** What to do **
Revise the rows from the line that contains "caption-underline-accent: [601, 397, 675, 402]" through the line that contains "Give me the", replacing "section-title" with "section-heading" and leaving everything else unchanged. Return only those lines.

** Task material **
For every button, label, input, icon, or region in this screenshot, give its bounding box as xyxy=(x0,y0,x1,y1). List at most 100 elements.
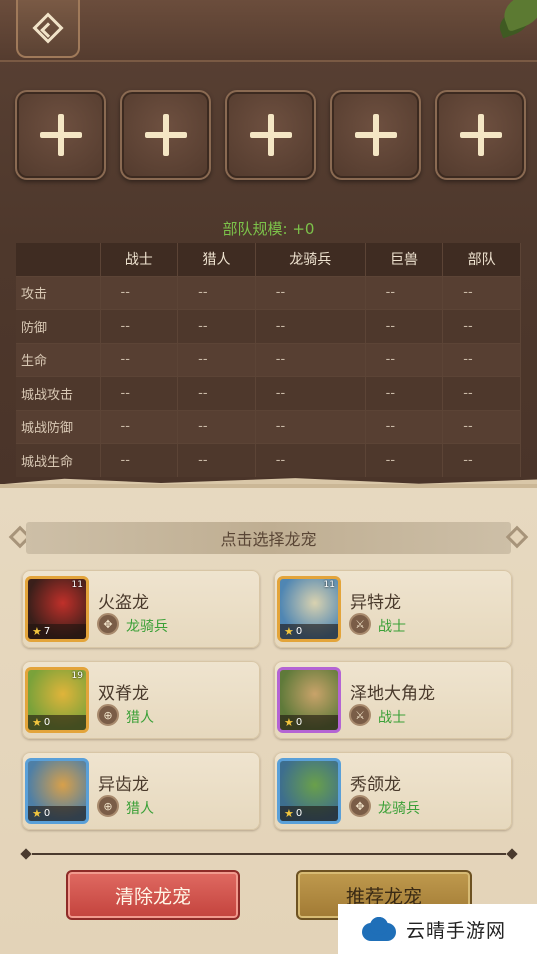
pet-name: 秀颌龙 xyxy=(350,775,401,795)
plus-icon xyxy=(249,114,292,156)
star-count: 0 xyxy=(295,626,303,637)
pet-slot-2[interactable] xyxy=(120,90,211,180)
pet-portrait: ★ 0 xyxy=(25,758,89,824)
pet-name: 异特龙 xyxy=(350,593,401,613)
back-button[interactable] xyxy=(16,0,80,58)
row-label: 防御 xyxy=(16,309,101,343)
star-count: 0 xyxy=(43,717,51,728)
header-troop: 部队 xyxy=(442,243,521,276)
cell: -- xyxy=(255,275,366,310)
pet-stars: ★ 0 xyxy=(280,715,338,730)
cell: -- xyxy=(365,309,444,343)
top-rail xyxy=(0,0,537,62)
table-row: 城战攻击 -- -- -- -- -- xyxy=(16,376,521,410)
star-icon: ★ xyxy=(284,716,294,729)
star-icon: ★ xyxy=(284,625,294,638)
hunter-type-icon: ⊕ xyxy=(97,795,119,817)
pet-portrait: ★ 0 xyxy=(277,758,341,824)
pet-card-5[interactable]: ★ 0 秀颌龙 ✥ 龙骑兵 xyxy=(274,752,512,830)
plus-icon xyxy=(39,114,82,156)
star-icon: ★ xyxy=(284,807,294,820)
row-label: 攻击 xyxy=(16,275,101,310)
cell: -- xyxy=(100,443,179,477)
pet-card-1[interactable]: 11 ★ 0 异特龙 ⚔ 战士 xyxy=(274,570,512,648)
cell: -- xyxy=(365,376,444,410)
star-count: 0 xyxy=(43,808,51,819)
hunter-type-icon: ⊕ xyxy=(97,704,119,726)
cell: -- xyxy=(100,376,179,410)
pet-type: 猎人 xyxy=(126,801,154,817)
cell: -- xyxy=(177,443,256,477)
cell: -- xyxy=(100,309,179,343)
row-label: 城战防御 xyxy=(16,409,101,444)
cell: -- xyxy=(255,342,366,377)
pet-slot-1[interactable] xyxy=(15,90,106,180)
cell: -- xyxy=(442,376,521,410)
cell: -- xyxy=(100,342,179,377)
formation-panel: 部队规模: +0 战士 猎人 龙骑兵 巨兽 部队 攻击 -- -- -- -- … xyxy=(0,0,537,492)
cell: -- xyxy=(442,443,521,477)
table-row: 生命 -- -- -- -- -- xyxy=(16,342,521,377)
pet-portrait: ★ 0 xyxy=(277,667,341,733)
cell: -- xyxy=(177,275,256,310)
row-label: 生命 xyxy=(16,342,101,377)
cell: -- xyxy=(365,443,444,477)
pet-card-2[interactable]: 19 ★ 0 双脊龙 ⊕ 猎人 xyxy=(22,661,260,739)
stats-header-row: 战士 猎人 龙骑兵 巨兽 部队 xyxy=(16,243,521,276)
cell: -- xyxy=(177,409,256,444)
pet-name: 火盗龙 xyxy=(98,593,149,613)
watermark: 云晴手游网 xyxy=(338,904,537,954)
cell: -- xyxy=(365,275,444,310)
cell: -- xyxy=(442,309,521,343)
section-divider xyxy=(20,848,518,860)
dragoon-type-icon: ✥ xyxy=(349,795,371,817)
table-row: 攻击 -- -- -- -- -- xyxy=(16,275,521,310)
pet-card-3[interactable]: ★ 0 泽地大角龙 ⚔ 战士 xyxy=(274,661,512,739)
watermark-text: 云晴手游网 xyxy=(406,919,507,942)
cloud-logo-icon xyxy=(362,917,396,941)
cell: -- xyxy=(255,443,366,477)
pet-slot-4[interactable] xyxy=(330,90,421,180)
pet-slots xyxy=(15,90,526,180)
pet-level: 19 xyxy=(71,671,83,681)
warrior-type-icon: ⚔ xyxy=(349,613,371,635)
cell: -- xyxy=(100,275,179,310)
pet-stars: ★ 0 xyxy=(28,715,86,730)
dragoon-type-icon: ✥ xyxy=(97,613,119,635)
plus-icon xyxy=(459,114,502,156)
cell: -- xyxy=(442,409,521,444)
stats-table: 战士 猎人 龙骑兵 巨兽 部队 攻击 -- -- -- -- -- 防御 -- … xyxy=(16,243,521,477)
divider-ornament xyxy=(506,848,518,860)
table-row: 防御 -- -- -- -- -- xyxy=(16,309,521,343)
plus-icon xyxy=(354,114,397,156)
pet-name: 异齿龙 xyxy=(98,775,149,795)
table-row: 城战生命 -- -- -- -- -- xyxy=(16,443,521,477)
cell: -- xyxy=(442,342,521,377)
pet-card-0[interactable]: 11 ★ 7 火盗龙 ✥ 龙骑兵 xyxy=(22,570,260,648)
pet-slot-3[interactable] xyxy=(225,90,316,180)
pet-stars: ★ 0 xyxy=(28,806,86,821)
warrior-type-icon: ⚔ xyxy=(349,704,371,726)
star-icon: ★ xyxy=(32,807,42,820)
pet-type: 战士 xyxy=(378,710,406,726)
diamond-back-icon xyxy=(32,12,64,44)
pet-type: 猎人 xyxy=(126,710,154,726)
divider-ornament xyxy=(20,848,32,860)
cell: -- xyxy=(177,309,256,343)
pet-stars: ★ 0 xyxy=(280,806,338,821)
star-icon: ★ xyxy=(32,625,42,638)
pet-type: 战士 xyxy=(378,619,406,635)
cell: -- xyxy=(255,376,366,410)
select-pet-banner: 点击选择龙宠 xyxy=(26,522,511,554)
pet-portrait: 19 ★ 0 xyxy=(25,667,89,733)
pet-name: 双脊龙 xyxy=(98,684,149,704)
pet-slot-5[interactable] xyxy=(435,90,526,180)
pet-level: 11 xyxy=(323,580,335,590)
plus-icon xyxy=(144,114,187,156)
star-count: 7 xyxy=(43,626,51,637)
header-beast: 巨兽 xyxy=(365,243,444,276)
divider-line xyxy=(32,853,506,855)
pet-portrait: 11 ★ 0 xyxy=(277,576,341,642)
pet-card-4[interactable]: ★ 0 异齿龙 ⊕ 猎人 xyxy=(22,752,260,830)
clear-pets-button[interactable]: 清除龙宠 xyxy=(66,870,240,920)
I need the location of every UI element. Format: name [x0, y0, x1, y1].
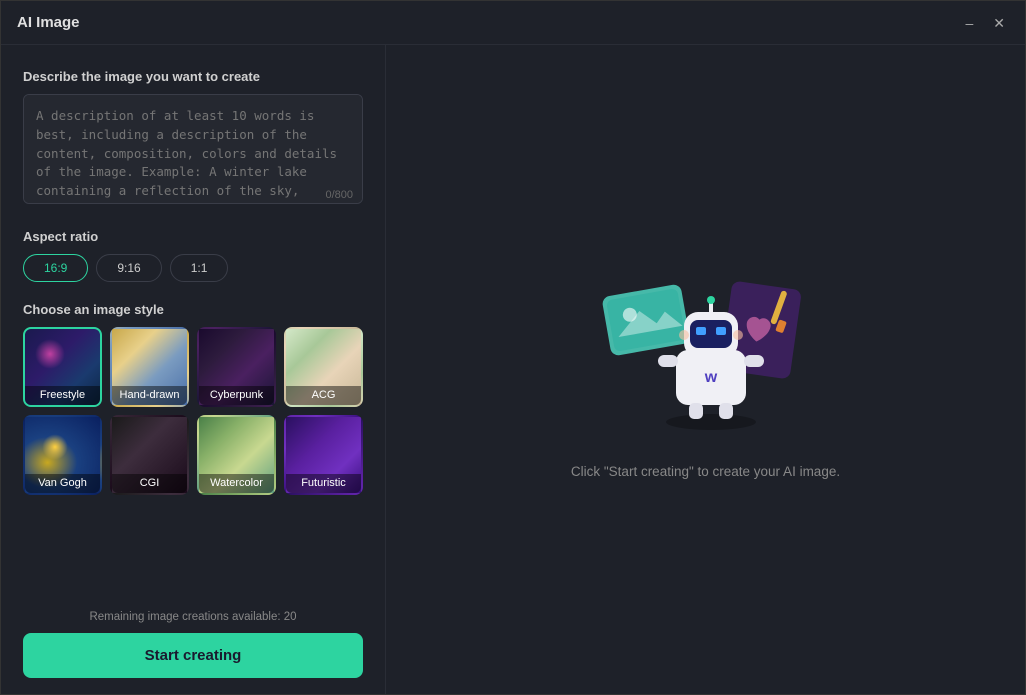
style-freestyle-label: Freestyle: [25, 386, 100, 405]
main-window: AI Image – ✕ Describe the image you want…: [0, 0, 1026, 695]
style-freestyle[interactable]: Freestyle: [23, 327, 102, 407]
left-panel: Describe the image you want to create 0/…: [1, 45, 386, 694]
style-section: Choose an image style Freestyle Hand-dra…: [23, 302, 363, 495]
style-watercolor[interactable]: Watercolor: [197, 415, 276, 495]
style-cgi[interactable]: CGI: [110, 415, 189, 495]
style-cyberpunk-label: Cyberpunk: [199, 386, 274, 405]
style-van-gogh-label: Van Gogh: [25, 474, 100, 493]
style-acg-label: ACG: [286, 386, 361, 405]
window-controls: – ✕: [961, 12, 1009, 34]
start-creating-button[interactable]: Start creating: [23, 633, 363, 678]
content-area: Describe the image you want to create 0/…: [1, 45, 1025, 694]
minimize-button[interactable]: –: [961, 12, 977, 34]
style-grid: Freestyle Hand-drawn Cyberpunk ACG Van G…: [23, 327, 363, 495]
describe-label: Describe the image you want to create: [23, 69, 363, 84]
style-futuristic-label: Futuristic: [286, 474, 361, 493]
style-hand-drawn[interactable]: Hand-drawn: [110, 327, 189, 407]
char-count: 0/800: [325, 189, 353, 201]
style-label: Choose an image style: [23, 302, 363, 317]
description-textarea[interactable]: [23, 94, 363, 204]
close-button[interactable]: ✕: [989, 12, 1009, 34]
remaining-text: Remaining image creations available: 20: [23, 611, 363, 623]
aspect-ratio-label: Aspect ratio: [23, 229, 363, 244]
window-title: AI Image: [17, 14, 80, 31]
style-futuristic[interactable]: Futuristic: [284, 415, 363, 495]
aspect-1-1-button[interactable]: 1:1: [170, 254, 229, 282]
aspect-16-9-button[interactable]: 16:9: [23, 254, 88, 282]
style-hand-drawn-label: Hand-drawn: [112, 386, 187, 405]
style-watercolor-label: Watercolor: [199, 474, 274, 493]
ai-illustration-svg: w: [596, 260, 816, 440]
right-panel-prompt: Click "Start creating" to create your AI…: [571, 464, 840, 479]
aspect-ratio-section: Aspect ratio 16:9 9:16 1:1: [23, 229, 363, 282]
aspect-buttons: 16:9 9:16 1:1: [23, 254, 363, 282]
style-cyberpunk[interactable]: Cyberpunk: [197, 327, 276, 407]
textarea-wrapper: 0/800: [23, 94, 363, 209]
style-acg[interactable]: ACG: [284, 327, 363, 407]
aspect-9-16-button[interactable]: 9:16: [96, 254, 161, 282]
svg-text:w: w: [703, 369, 717, 386]
robot-illustration: w: [596, 260, 816, 440]
titlebar: AI Image – ✕: [1, 1, 1025, 45]
right-panel: w Click "Start creating" to create your …: [386, 45, 1025, 694]
style-van-gogh[interactable]: Van Gogh: [23, 415, 102, 495]
style-cgi-label: CGI: [112, 474, 187, 493]
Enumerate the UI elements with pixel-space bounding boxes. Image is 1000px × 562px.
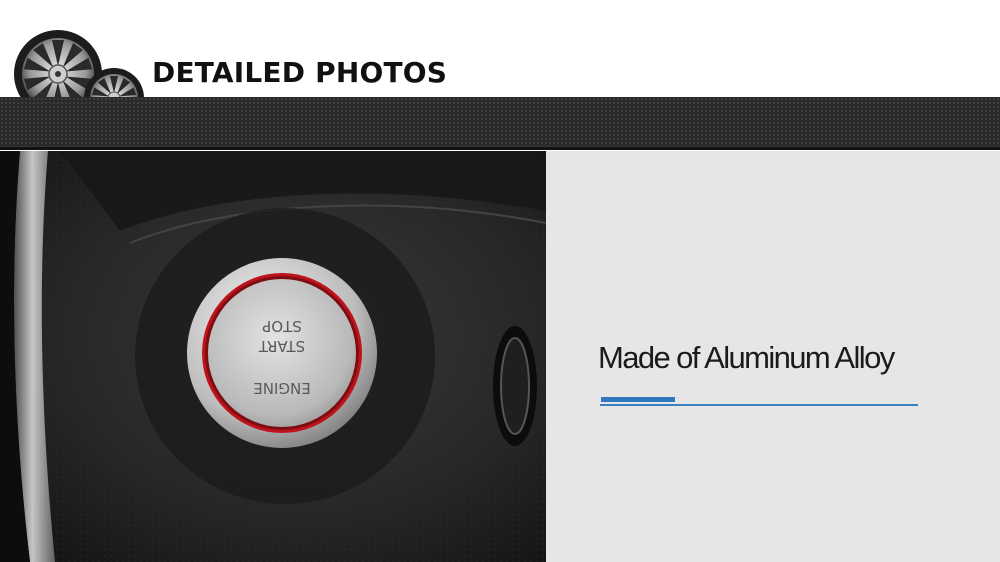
caption-underline-accent: [601, 397, 675, 402]
caption-underline: [600, 404, 918, 406]
feature-panel: Made of Aluminum Alloy: [546, 151, 1000, 562]
button-text-engine: ENGINE: [253, 379, 310, 397]
section-title: DETAILED PHOTOS: [152, 56, 448, 89]
product-photo: ENGINE START STOP: [0, 151, 546, 562]
button-text-start: START: [258, 337, 305, 355]
header-divider: [0, 147, 1000, 150]
feature-caption: Made of Aluminum Alloy: [598, 340, 895, 375]
header: DETAILED PHOTOS: [0, 0, 1000, 150]
button-text-stop: STOP: [262, 317, 302, 335]
start-stop-button-image: ENGINE START STOP: [0, 151, 546, 562]
header-band: [0, 97, 1000, 147]
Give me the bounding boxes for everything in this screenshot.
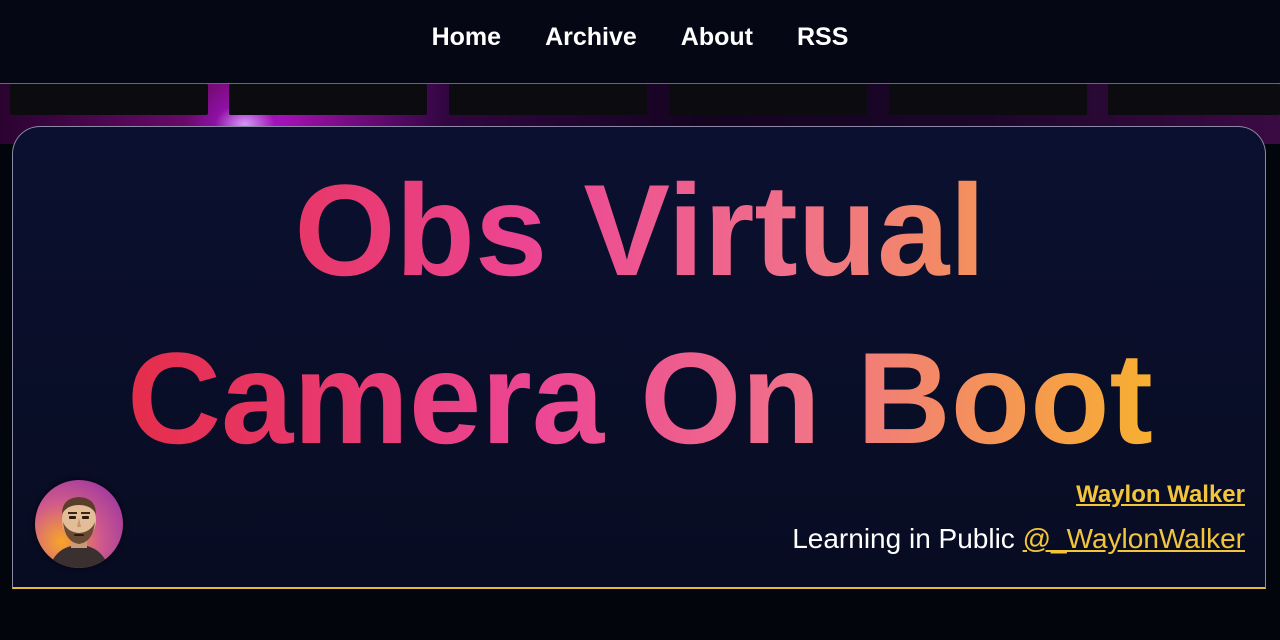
tagline-text: Learning in Public <box>792 523 1023 554</box>
author-tagline: Learning in Public @_WaylonWalker <box>792 523 1245 555</box>
decorative-tile <box>449 84 647 115</box>
decorative-tile <box>10 84 208 115</box>
author-name-link[interactable]: Waylon Walker <box>1076 481 1245 509</box>
nav-link-home[interactable]: Home <box>410 22 523 52</box>
decorative-tile <box>1108 84 1280 115</box>
avatar-portrait-icon <box>49 497 109 568</box>
decorative-tile <box>229 84 427 115</box>
post-title-line-2: Camera On Boot <box>127 325 1153 471</box>
author-handle-link[interactable]: @_WaylonWalker <box>1023 523 1245 554</box>
nav-list: Home Archive About RSS <box>410 22 871 52</box>
nav-link-rss[interactable]: RSS <box>775 22 870 52</box>
post-title: Obs Virtual Camera On Boot <box>0 146 1280 482</box>
decorative-tile <box>669 84 867 115</box>
nav-link-about[interactable]: About <box>659 22 775 52</box>
page: Home Archive About RSS Obs Virtual Camera… <box>0 0 1280 640</box>
post-title-line-1: Obs Virtual <box>294 157 986 303</box>
decorative-tile <box>889 84 1087 115</box>
top-navigation: Home Archive About RSS <box>0 0 1280 84</box>
author-avatar[interactable] <box>35 480 123 568</box>
nav-link-archive[interactable]: Archive <box>523 22 659 52</box>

** The response **
caption-underline-accent: [601, 397, 675, 402]
caption-underline: [600, 404, 918, 406]
feature-panel: Made of Aluminum Alloy: [546, 151, 1000, 562]
button-text-engine: ENGINE: [253, 379, 310, 397]
section-heading: DETAILED PHOTOS: [152, 56, 448, 89]
product-photo: ENGINE START STOP: [0, 151, 546, 562]
button-text-start: START: [258, 337, 305, 355]
header-divider: [0, 147, 1000, 150]
feature-caption: Made of Aluminum Alloy: [598, 340, 895, 375]
header: DETAILED PHOTOS: [0, 0, 1000, 150]
button-text-stop: STOP: [262, 317, 302, 335]
start-stop-button-image: ENGINE START STOP: [0, 151, 546, 562]
header-band: [0, 97, 1000, 147]
Give me the bounding boxes for everything in this screenshot.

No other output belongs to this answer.